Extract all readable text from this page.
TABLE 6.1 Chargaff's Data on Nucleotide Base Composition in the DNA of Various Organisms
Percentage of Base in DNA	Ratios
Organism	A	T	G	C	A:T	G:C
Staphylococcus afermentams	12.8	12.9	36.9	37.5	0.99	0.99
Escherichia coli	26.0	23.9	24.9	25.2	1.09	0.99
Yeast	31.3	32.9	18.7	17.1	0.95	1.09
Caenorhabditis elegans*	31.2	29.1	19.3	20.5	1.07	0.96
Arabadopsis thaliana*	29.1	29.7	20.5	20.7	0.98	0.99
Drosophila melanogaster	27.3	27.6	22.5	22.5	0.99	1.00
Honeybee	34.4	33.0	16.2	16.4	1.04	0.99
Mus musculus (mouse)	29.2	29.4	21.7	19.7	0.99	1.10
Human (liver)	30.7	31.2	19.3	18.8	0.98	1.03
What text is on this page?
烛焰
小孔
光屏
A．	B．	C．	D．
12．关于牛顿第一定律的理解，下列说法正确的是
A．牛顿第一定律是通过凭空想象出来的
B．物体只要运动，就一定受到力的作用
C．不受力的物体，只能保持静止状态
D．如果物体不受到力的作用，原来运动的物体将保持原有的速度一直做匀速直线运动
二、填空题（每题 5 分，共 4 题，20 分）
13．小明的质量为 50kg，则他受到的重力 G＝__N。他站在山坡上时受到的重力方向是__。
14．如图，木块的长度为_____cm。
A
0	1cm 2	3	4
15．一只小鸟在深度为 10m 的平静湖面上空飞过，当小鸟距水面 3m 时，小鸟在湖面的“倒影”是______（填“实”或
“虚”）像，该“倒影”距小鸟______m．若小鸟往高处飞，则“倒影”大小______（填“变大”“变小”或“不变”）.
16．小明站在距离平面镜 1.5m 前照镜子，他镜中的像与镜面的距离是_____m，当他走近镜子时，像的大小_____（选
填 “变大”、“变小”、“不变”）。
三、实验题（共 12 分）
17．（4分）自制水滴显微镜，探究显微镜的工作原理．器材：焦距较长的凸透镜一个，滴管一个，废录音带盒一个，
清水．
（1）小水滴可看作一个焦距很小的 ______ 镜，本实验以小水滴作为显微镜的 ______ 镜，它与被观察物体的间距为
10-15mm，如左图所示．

**OBJECTIVE**
Return every line exactly.

**EXERCISE RESULT**
Extract all readable text from this page.
TABLE 6.1 Chargaff's Data on Nucleotide Base Composition in the DNA of Various Organisms
Percentage of Base in DNA	Ratios
Organism	A	T	G	C	A:T	G:C
Staphylococcus afermentams	12.8	12.9	36.9	37.5	0.99	0.99
Escherichia coli	26.0	23.9	24.9	25.2	1.09	0.99
Yeast	31.3	32.9	18.7	17.1	0.95	1.09
Caenorhabditis elegans*	31.2	29.1	19.3	20.5	1.07	0.96
Arabadopsis thaliana*	29.1	29.7	20.5	20.7	0.98	0.99
Drosophila melanogaster	27.3	27.6	22.5	22.5	0.99	1.00
Honeybee	34.4	33.0	16.2	16.4	1.04	0.99
Mus musculus (mouse)	29.2	29.4	21.7	19.7	0.99	1.10
Human (liver)	30.7	31.2	19.3	18.8	0.98	1.03
What text is on this page?
烛焰
小孔
光屏
A．	B．	C．	D．
12．关于牛顿第一定律的理解，下列说法正确的是
A．牛顿第一定律是通过凭空想象出来的
B．物体只要运动，就一定受到力的作用
C．不受力的物体，只能保持静止状态
D．如果物体不受到力的作用，原来运动的物体将保持原有的速度一直做匀速直线运动
二、填空题（每题 5 分，共 4 题，20 分）
13．小明的质量为 50kg，则他受到的重力 G＝__N。他站在山坡上时受到的重力方向是__。
14．如图，木块的长度为_____cm。
A
0	1cm 2	3	4
15．一只小鸟在深度为 10m 的平静湖面上空飞过，当小鸟距水面 3m 时，小鸟在湖面的“倒影”是______（填“实”或
“虚”）像，该“倒影”距小鸟______m．若小鸟往高处飞，则“倒影”大小______（填“变大”“变小”或“不变”）.
16．小明站在距离平面镜 1.5m 前照镜子，他镜中的像与镜面的距离是_____m，当他走近镜子时，像的大小_____（选
填 “变大”、“变小”、“不变”）。
三、实验题（共 12 分）
17．（4分）自制水滴显微镜，探究显微镜的工作原理．器材：焦距较长的凸透镜一个，滴管一个，废录音带盒一个，
清水．
（1）小水滴可看作一个焦距很小的 ______ 镜，本实验以小水滴作为显微镜的 ______ 镜，它与被观察物体的间距为
10-15mm，如左图所示．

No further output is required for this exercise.